Problem to work on:
Could you convert the lines from the start of the records through the line holding "matrix-cell: −Δε [353, 217, 393, 244]", inclusive, into a JSON list of strings, one per line, with blank lines dropped?

┌─ Data for the task

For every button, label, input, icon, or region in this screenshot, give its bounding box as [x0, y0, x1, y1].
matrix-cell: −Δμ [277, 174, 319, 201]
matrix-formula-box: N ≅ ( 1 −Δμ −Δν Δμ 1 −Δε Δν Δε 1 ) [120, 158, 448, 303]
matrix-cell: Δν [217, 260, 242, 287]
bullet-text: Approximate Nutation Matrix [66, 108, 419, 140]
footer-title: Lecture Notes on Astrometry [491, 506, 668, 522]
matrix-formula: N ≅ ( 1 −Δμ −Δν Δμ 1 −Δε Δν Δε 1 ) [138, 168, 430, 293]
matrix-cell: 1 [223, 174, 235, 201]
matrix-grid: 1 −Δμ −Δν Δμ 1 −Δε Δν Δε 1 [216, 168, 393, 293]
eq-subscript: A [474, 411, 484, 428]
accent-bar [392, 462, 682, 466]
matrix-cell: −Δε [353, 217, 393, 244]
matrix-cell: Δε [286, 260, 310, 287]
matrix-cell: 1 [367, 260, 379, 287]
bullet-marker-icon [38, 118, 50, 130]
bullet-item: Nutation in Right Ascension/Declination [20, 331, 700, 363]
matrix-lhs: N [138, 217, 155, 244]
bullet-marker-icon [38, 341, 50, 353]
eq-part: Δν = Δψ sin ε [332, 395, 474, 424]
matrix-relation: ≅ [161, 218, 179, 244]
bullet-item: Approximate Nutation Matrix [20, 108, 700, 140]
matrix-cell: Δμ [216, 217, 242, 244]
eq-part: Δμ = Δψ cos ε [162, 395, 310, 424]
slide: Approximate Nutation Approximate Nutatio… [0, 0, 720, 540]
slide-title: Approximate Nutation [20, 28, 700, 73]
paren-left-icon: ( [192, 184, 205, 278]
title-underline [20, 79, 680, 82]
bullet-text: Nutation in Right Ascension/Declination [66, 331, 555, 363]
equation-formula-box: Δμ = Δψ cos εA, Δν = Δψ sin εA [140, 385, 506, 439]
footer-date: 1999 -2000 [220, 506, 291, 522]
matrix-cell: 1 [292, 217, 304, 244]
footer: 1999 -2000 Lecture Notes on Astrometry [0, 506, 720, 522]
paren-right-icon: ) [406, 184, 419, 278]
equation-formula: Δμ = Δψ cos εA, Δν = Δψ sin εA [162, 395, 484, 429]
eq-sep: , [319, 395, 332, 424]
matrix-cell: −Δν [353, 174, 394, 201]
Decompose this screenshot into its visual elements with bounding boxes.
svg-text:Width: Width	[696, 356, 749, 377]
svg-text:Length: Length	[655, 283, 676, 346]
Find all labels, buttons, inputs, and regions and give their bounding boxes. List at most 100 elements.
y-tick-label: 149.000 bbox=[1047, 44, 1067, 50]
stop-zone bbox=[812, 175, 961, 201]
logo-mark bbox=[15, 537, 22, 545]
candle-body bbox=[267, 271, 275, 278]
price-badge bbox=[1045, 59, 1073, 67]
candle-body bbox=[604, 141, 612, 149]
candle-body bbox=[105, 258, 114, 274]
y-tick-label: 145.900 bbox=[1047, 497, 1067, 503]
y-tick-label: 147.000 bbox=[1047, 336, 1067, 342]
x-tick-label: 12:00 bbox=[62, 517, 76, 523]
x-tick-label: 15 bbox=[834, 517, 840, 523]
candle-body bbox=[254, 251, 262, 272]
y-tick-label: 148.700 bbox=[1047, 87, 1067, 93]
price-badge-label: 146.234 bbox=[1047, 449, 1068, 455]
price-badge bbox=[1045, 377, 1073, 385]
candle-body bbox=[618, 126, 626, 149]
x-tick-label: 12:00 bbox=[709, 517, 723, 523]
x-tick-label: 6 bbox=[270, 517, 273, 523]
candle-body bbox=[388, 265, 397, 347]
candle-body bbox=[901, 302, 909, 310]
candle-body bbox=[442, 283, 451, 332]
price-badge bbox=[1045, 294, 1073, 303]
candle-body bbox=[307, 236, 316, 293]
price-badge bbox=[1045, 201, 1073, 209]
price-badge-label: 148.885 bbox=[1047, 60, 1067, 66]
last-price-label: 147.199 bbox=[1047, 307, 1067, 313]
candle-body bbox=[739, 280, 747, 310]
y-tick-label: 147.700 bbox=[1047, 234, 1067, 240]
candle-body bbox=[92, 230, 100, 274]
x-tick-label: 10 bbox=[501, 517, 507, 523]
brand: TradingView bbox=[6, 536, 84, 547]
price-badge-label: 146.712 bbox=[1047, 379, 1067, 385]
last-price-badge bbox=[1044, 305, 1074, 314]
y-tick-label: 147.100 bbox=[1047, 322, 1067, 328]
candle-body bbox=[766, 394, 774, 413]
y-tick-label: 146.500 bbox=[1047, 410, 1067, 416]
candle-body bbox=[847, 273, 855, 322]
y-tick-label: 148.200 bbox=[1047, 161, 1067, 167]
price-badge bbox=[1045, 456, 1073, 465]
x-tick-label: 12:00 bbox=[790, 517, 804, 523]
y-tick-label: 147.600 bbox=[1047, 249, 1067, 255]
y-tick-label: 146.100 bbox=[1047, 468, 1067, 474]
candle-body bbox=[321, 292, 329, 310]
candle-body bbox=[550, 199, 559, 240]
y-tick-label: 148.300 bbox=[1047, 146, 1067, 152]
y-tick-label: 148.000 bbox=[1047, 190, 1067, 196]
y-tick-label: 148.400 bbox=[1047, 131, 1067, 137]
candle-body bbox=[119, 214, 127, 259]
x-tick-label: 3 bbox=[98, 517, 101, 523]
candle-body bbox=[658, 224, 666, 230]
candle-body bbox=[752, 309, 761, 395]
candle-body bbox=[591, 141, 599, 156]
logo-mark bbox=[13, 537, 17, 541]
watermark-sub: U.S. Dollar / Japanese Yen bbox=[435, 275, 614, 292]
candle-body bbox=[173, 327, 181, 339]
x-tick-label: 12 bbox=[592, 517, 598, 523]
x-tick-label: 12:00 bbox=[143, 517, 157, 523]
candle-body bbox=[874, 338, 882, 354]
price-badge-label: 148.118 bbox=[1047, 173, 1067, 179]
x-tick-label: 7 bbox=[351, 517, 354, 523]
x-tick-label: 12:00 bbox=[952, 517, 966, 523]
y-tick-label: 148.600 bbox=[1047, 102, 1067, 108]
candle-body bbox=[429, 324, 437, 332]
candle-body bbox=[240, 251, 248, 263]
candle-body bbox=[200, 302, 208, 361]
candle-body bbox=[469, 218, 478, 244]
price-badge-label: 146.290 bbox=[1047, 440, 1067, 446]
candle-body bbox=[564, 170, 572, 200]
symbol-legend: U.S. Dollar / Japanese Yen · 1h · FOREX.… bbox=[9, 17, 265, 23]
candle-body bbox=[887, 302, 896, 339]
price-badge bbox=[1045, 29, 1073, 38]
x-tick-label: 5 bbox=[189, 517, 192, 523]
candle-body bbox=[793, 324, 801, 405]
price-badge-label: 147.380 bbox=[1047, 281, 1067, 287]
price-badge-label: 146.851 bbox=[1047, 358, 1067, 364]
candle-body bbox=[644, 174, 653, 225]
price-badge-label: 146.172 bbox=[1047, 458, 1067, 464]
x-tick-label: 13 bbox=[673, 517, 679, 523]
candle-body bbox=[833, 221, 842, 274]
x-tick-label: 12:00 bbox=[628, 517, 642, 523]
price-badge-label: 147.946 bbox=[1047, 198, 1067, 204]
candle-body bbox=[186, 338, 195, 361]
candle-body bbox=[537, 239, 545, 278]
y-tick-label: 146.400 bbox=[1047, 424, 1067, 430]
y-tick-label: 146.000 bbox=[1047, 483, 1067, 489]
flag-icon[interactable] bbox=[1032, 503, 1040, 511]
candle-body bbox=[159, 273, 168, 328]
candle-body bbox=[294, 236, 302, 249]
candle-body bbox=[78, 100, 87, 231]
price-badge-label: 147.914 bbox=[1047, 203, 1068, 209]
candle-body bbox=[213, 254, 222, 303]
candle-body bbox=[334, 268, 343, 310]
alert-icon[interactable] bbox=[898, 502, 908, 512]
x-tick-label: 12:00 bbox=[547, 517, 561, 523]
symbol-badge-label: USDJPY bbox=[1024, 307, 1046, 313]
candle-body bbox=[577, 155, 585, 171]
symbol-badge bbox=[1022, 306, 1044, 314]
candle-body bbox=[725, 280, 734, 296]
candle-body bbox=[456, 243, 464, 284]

└─

Complete response:
[
  "For every button, label, input, icon, or region in this screenshot, give its bounding box as [x0, y0, x1, y1].",
  "matrix-cell: −Δμ [277, 174, 319, 201]",
  "matrix-formula-box: N ≅ ( 1 −Δμ −Δν Δμ 1 −Δε Δν Δε 1 ) [120, 158, 448, 303]",
  "matrix-cell: Δν [217, 260, 242, 287]",
  "bullet-text: Approximate Nutation Matrix [66, 108, 419, 140]",
  "footer-title: Lecture Notes on Astrometry [491, 506, 668, 522]",
  "matrix-formula: N ≅ ( 1 −Δμ −Δν Δμ 1 −Δε Δν Δε 1 ) [138, 168, 430, 293]",
  "matrix-cell: 1 [223, 174, 235, 201]",
  "matrix-grid: 1 −Δμ −Δν Δμ 1 −Δε Δν Δε 1 [216, 168, 393, 293]",
  "eq-subscript: A [474, 411, 484, 428]",
  "accent-bar [392, 462, 682, 466]",
  "matrix-cell: −Δε [353, 217, 393, 244]"
]